Task statement
Write out each line that follows exactly as it stands, without the pictures.

Stored data
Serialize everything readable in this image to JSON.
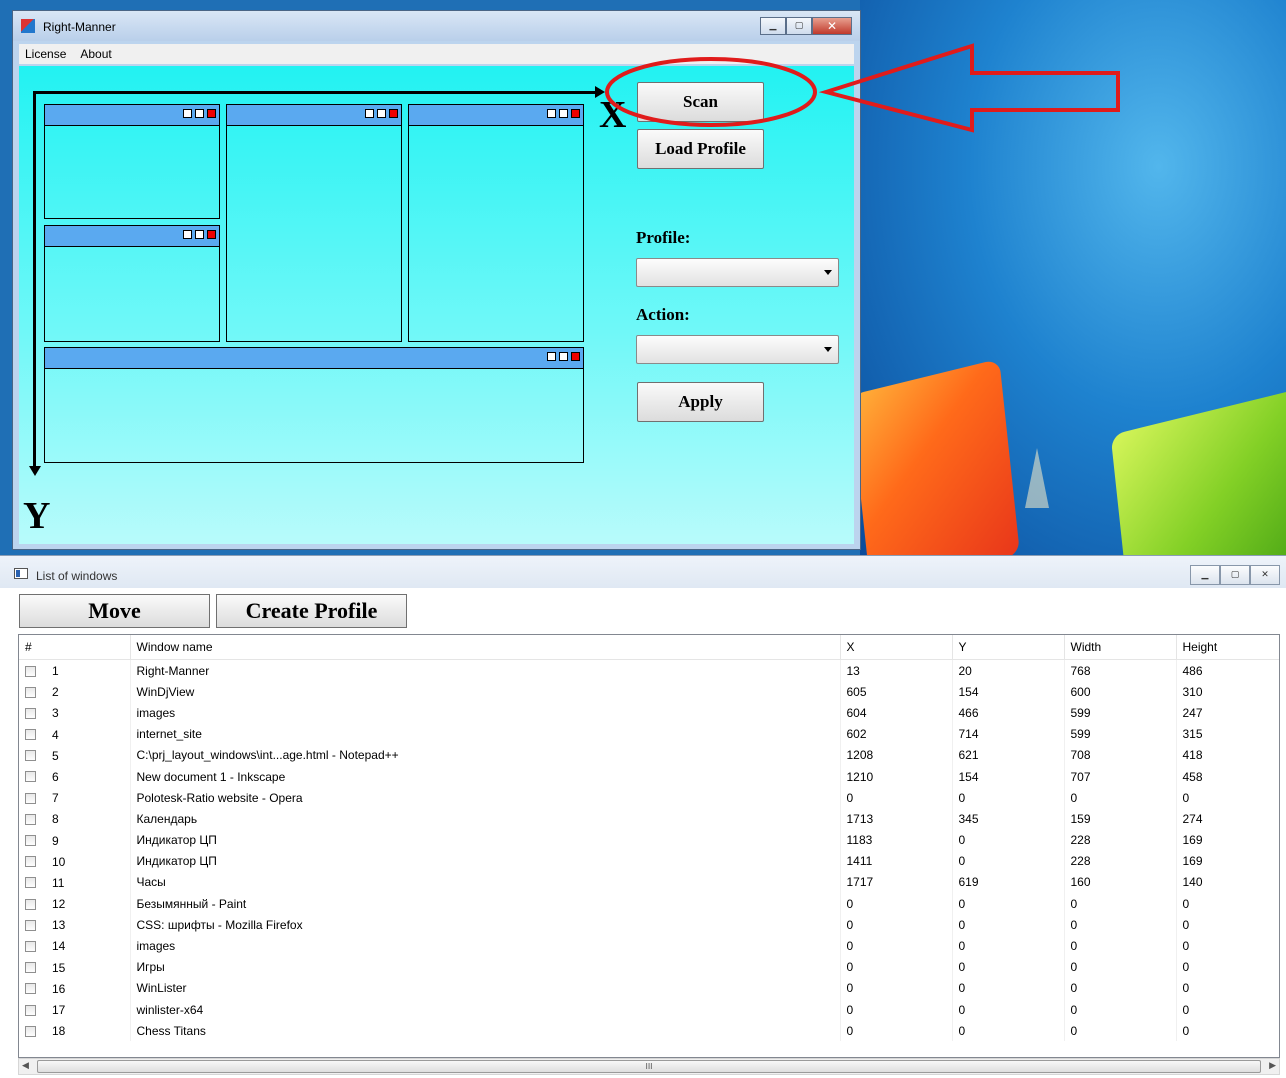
{
  "colors": {
    "rm_client_top": "#22f2f2",
    "mini_bar": "#5aa9f0",
    "annotation_red": "#e01b1b"
  },
  "rm_window": {
    "title": "Right-Manner",
    "menu": [
      "License",
      "About"
    ],
    "axis": {
      "x_label": "X",
      "y_label": "Y"
    },
    "buttons": {
      "scan": "Scan",
      "load_profile": "Load Profile",
      "apply": "Apply"
    },
    "profile_label": "Profile:",
    "action_label": "Action:",
    "profile_value": "",
    "action_value": ""
  },
  "list_window": {
    "title": "List of windows",
    "buttons": {
      "move": "Move",
      "create_profile": "Create Profile"
    },
    "columns": [
      "#",
      "Window name",
      "X",
      "Y",
      "Width",
      "Height"
    ],
    "rows": [
      [
        "1",
        "Right-Manner",
        "13",
        "20",
        "768",
        "486"
      ],
      [
        "2",
        "WinDjView",
        "605",
        "154",
        "600",
        "310"
      ],
      [
        "3",
        "images",
        "604",
        "466",
        "599",
        "247"
      ],
      [
        "4",
        "internet_site",
        "602",
        "714",
        "599",
        "315"
      ],
      [
        "5",
        "C:\\prj_layout_windows\\int...age.html - Notepad++",
        "1208",
        "621",
        "708",
        "418"
      ],
      [
        "6",
        "New document 1 - Inkscape",
        "1210",
        "154",
        "707",
        "458"
      ],
      [
        "7",
        "Polotesk-Ratio website - Opera",
        "0",
        "0",
        "0",
        "0"
      ],
      [
        "8",
        "Календарь",
        "1713",
        "345",
        "159",
        "274"
      ],
      [
        "9",
        "Индикатор ЦП",
        "1183",
        "0",
        "228",
        "169"
      ],
      [
        "10",
        "Индикатор ЦП",
        "1411",
        "0",
        "228",
        "169"
      ],
      [
        "11",
        "Часы",
        "1717",
        "619",
        "160",
        "140"
      ],
      [
        "12",
        "Безымянный - Paint",
        "0",
        "0",
        "0",
        "0"
      ],
      [
        "13",
        "CSS: шрифты - Mozilla Firefox",
        "0",
        "0",
        "0",
        "0"
      ],
      [
        "14",
        "images",
        "0",
        "0",
        "0",
        "0"
      ],
      [
        "15",
        "Игры",
        "0",
        "0",
        "0",
        "0"
      ],
      [
        "16",
        "WinLister",
        "0",
        "0",
        "0",
        "0"
      ],
      [
        "17",
        "winlister-x64",
        "0",
        "0",
        "0",
        "0"
      ],
      [
        "18",
        "Chess Titans",
        "0",
        "0",
        "0",
        "0"
      ]
    ],
    "scrollbar_grip": "III"
  }
}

Answer for the task
Serialize everything readable in this image to JSON.
{
  "colors": {
    "rm_client_top": "#22f2f2",
    "mini_bar": "#5aa9f0",
    "annotation_red": "#e01b1b"
  },
  "rm_window": {
    "title": "Right-Manner",
    "menu": [
      "License",
      "About"
    ],
    "axis": {
      "x_label": "X",
      "y_label": "Y"
    },
    "buttons": {
      "scan": "Scan",
      "load_profile": "Load Profile",
      "apply": "Apply"
    },
    "profile_label": "Profile:",
    "action_label": "Action:",
    "profile_value": "",
    "action_value": ""
  },
  "list_window": {
    "title": "List of windows",
    "buttons": {
      "move": "Move",
      "create_profile": "Create Profile"
    },
    "columns": [
      "#",
      "Window name",
      "X",
      "Y",
      "Width",
      "Height"
    ],
    "rows": [
      [
        "1",
        "Right-Manner",
        "13",
        "20",
        "768",
        "486"
      ],
      [
        "2",
        "WinDjView",
        "605",
        "154",
        "600",
        "310"
      ],
      [
        "3",
        "images",
        "604",
        "466",
        "599",
        "247"
      ],
      [
        "4",
        "internet_site",
        "602",
        "714",
        "599",
        "315"
      ],
      [
        "5",
        "C:\\prj_layout_windows\\int...age.html - Notepad++",
        "1208",
        "621",
        "708",
        "418"
      ],
      [
        "6",
        "New document 1 - Inkscape",
        "1210",
        "154",
        "707",
        "458"
      ],
      [
        "7",
        "Polotesk-Ratio website - Opera",
        "0",
        "0",
        "0",
        "0"
      ],
      [
        "8",
        "Календарь",
        "1713",
        "345",
        "159",
        "274"
      ],
      [
        "9",
        "Индикатор ЦП",
        "1183",
        "0",
        "228",
        "169"
      ],
      [
        "10",
        "Индикатор ЦП",
        "1411",
        "0",
        "228",
        "169"
      ],
      [
        "11",
        "Часы",
        "1717",
        "619",
        "160",
        "140"
      ],
      [
        "12",
        "Безымянный - Paint",
        "0",
        "0",
        "0",
        "0"
      ],
      [
        "13",
        "CSS: шрифты - Mozilla Firefox",
        "0",
        "0",
        "0",
        "0"
      ],
      [
        "14",
        "images",
        "0",
        "0",
        "0",
        "0"
      ],
      [
        "15",
        "Игры",
        "0",
        "0",
        "0",
        "0"
      ],
      [
        "16",
        "WinLister",
        "0",
        "0",
        "0",
        "0"
      ],
      [
        "17",
        "winlister-x64",
        "0",
        "0",
        "0",
        "0"
      ],
      [
        "18",
        "Chess Titans",
        "0",
        "0",
        "0",
        "0"
      ]
    ],
    "scrollbar_grip": "III"
  }
}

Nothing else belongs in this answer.